Dataset rows about figures
——————
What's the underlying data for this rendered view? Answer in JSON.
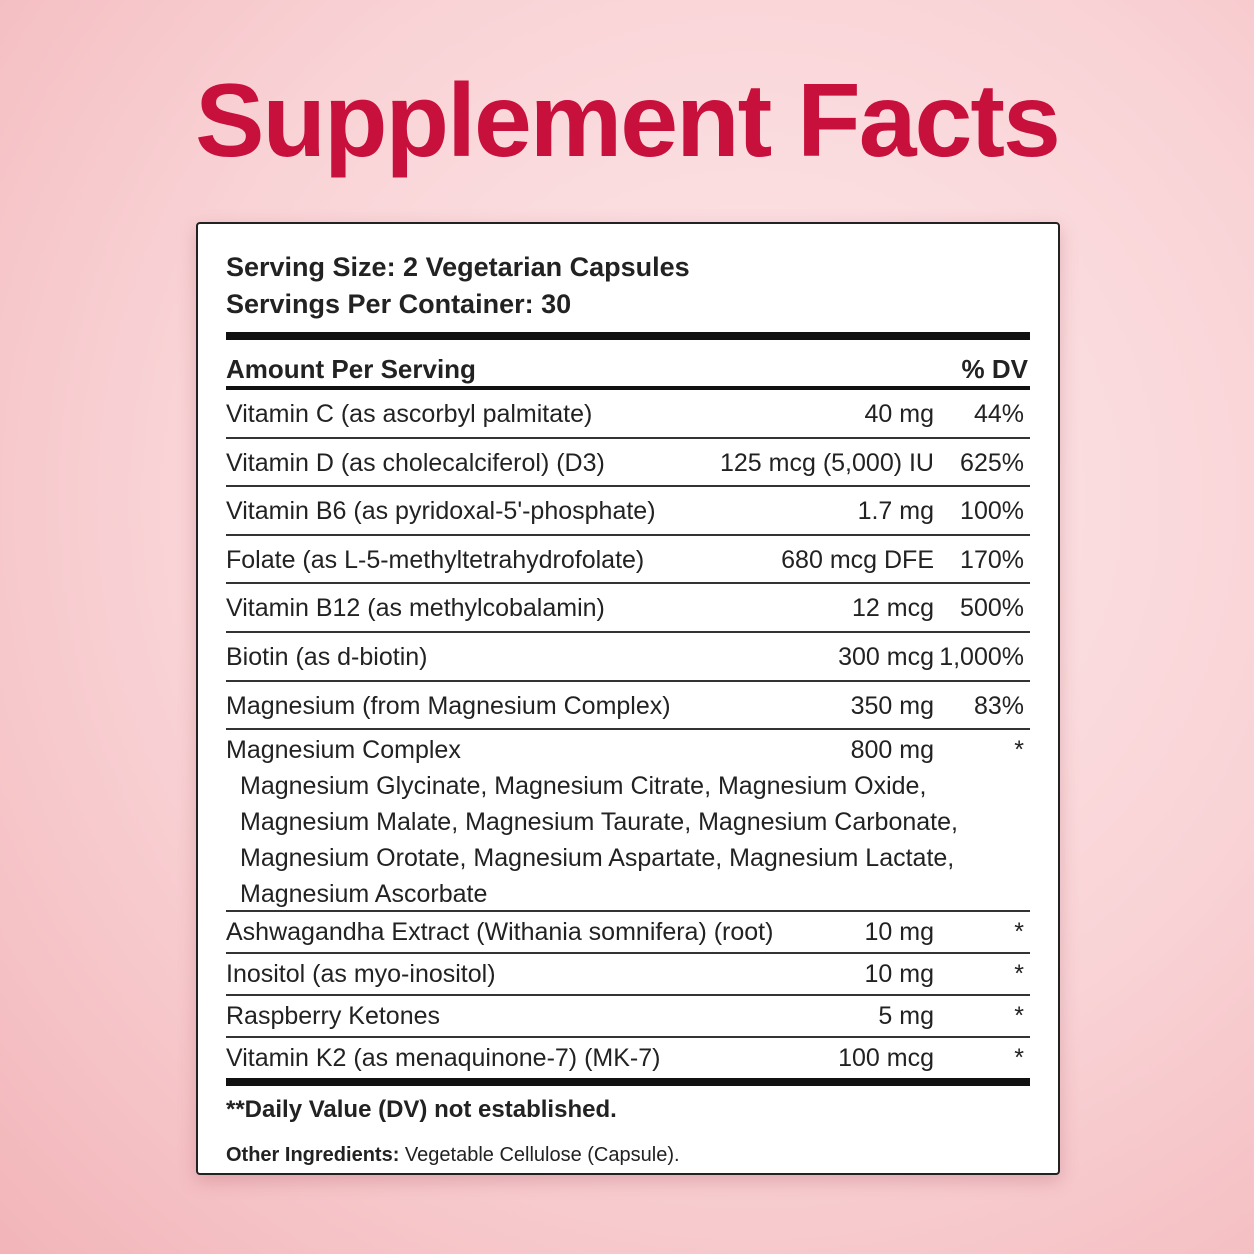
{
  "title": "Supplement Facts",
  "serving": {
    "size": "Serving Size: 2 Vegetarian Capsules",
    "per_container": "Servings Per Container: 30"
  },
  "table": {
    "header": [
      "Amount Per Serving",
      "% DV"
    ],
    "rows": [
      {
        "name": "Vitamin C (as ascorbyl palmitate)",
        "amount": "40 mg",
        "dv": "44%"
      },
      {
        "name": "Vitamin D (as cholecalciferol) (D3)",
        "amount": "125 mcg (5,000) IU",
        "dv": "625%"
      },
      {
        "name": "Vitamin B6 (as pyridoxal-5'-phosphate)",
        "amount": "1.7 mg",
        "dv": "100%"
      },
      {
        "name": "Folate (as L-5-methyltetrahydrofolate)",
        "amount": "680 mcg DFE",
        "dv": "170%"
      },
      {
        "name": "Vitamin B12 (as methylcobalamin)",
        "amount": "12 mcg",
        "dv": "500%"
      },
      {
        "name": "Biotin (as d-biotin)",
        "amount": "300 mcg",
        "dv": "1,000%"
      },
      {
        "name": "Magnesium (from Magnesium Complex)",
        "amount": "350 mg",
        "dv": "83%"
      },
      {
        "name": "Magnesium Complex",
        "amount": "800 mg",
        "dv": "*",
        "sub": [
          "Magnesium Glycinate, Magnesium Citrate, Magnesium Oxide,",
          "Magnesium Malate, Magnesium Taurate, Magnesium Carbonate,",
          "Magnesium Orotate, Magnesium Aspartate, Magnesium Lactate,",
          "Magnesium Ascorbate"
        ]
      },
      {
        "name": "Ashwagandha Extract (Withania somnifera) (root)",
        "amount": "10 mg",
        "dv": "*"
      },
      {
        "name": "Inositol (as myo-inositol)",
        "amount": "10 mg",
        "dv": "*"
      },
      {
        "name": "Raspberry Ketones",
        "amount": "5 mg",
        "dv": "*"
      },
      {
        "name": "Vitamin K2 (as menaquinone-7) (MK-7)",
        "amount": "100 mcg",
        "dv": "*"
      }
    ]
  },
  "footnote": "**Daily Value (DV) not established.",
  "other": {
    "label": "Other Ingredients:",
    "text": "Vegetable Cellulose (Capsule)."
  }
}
——————
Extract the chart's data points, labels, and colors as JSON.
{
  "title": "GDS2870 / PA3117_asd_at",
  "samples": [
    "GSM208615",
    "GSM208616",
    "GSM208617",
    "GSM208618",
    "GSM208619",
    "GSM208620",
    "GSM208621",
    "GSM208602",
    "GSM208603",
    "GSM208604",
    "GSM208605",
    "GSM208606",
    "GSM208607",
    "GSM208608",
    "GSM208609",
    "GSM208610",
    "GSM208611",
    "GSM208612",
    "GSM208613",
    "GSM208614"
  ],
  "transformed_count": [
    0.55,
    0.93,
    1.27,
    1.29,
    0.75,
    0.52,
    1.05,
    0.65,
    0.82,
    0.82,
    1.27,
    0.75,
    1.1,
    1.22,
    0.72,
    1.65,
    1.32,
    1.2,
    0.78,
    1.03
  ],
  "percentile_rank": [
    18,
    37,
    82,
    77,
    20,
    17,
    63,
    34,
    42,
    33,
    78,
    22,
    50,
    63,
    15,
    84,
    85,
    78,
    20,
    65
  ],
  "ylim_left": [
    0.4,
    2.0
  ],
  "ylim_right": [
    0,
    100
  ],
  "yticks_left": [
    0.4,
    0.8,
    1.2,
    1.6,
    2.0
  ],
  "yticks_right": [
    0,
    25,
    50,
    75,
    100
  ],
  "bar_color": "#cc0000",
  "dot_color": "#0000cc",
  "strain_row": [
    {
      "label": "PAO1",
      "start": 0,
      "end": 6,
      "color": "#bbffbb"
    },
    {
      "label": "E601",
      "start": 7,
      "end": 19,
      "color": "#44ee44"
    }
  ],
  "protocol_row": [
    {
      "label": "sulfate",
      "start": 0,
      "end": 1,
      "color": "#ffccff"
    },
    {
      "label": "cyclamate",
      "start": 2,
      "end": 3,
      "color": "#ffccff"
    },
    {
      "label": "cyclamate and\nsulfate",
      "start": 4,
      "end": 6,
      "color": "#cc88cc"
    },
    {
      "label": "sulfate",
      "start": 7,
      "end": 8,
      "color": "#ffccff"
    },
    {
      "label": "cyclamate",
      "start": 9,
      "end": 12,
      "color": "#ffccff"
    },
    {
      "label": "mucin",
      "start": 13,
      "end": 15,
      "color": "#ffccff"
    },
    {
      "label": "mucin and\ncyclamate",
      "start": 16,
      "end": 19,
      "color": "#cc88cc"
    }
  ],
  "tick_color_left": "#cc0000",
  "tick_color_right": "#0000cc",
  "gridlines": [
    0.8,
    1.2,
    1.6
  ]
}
——————
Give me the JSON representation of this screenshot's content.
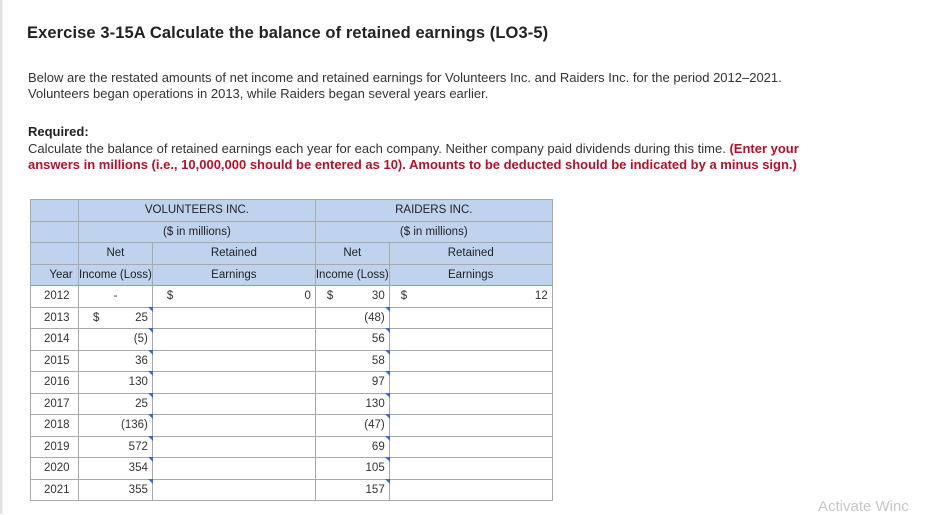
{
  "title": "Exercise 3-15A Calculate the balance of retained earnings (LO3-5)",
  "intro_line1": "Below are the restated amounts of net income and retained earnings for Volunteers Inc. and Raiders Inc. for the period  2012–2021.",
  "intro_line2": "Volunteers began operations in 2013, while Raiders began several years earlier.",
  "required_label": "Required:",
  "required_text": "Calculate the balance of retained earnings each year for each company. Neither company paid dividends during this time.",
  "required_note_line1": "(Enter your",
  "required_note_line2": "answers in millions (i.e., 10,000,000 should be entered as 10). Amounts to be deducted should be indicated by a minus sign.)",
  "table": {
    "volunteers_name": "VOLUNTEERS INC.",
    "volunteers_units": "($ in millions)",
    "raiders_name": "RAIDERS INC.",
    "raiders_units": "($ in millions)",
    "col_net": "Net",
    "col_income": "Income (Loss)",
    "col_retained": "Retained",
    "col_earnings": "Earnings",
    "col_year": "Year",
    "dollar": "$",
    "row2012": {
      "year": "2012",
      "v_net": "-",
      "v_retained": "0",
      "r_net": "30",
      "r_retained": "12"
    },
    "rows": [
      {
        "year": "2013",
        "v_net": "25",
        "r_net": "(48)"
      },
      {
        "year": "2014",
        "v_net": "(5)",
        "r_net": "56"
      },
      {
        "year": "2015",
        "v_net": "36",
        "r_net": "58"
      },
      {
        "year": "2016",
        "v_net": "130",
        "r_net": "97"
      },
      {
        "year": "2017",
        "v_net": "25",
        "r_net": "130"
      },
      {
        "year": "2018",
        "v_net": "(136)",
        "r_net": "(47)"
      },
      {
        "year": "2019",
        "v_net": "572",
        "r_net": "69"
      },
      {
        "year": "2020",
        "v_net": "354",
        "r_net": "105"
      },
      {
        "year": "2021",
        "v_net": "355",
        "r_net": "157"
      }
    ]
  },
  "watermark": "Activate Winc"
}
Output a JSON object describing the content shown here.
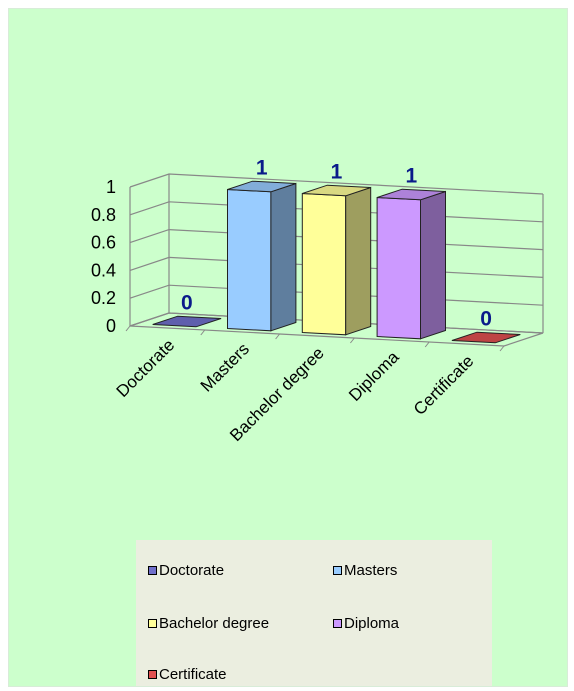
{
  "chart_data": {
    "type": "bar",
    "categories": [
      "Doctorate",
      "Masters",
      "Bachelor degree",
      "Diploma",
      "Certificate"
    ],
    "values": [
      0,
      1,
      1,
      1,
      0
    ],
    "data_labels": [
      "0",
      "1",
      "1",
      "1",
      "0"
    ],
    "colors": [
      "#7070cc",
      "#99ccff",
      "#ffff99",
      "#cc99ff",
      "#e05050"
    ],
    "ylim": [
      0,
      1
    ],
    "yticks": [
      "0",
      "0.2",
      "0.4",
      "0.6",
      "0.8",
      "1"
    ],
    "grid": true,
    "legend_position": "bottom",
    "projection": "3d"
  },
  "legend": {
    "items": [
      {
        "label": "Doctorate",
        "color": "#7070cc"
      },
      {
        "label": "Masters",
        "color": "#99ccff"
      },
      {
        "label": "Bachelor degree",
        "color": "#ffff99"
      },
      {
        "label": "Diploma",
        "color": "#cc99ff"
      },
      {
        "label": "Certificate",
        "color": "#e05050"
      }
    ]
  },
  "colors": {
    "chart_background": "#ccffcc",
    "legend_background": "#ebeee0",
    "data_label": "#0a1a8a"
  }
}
——————
◆ WHAT TO DO ◆
Extract all lines that hold the word "title".

◆ COMPLETE ANSWER ◆
  "title": "Supplement Facts",
  "title": "GDS2870 / PA3117_asd_at",
  "title": "Exercise 3-15A Calculate the balance of retained earnings (LO3-5)",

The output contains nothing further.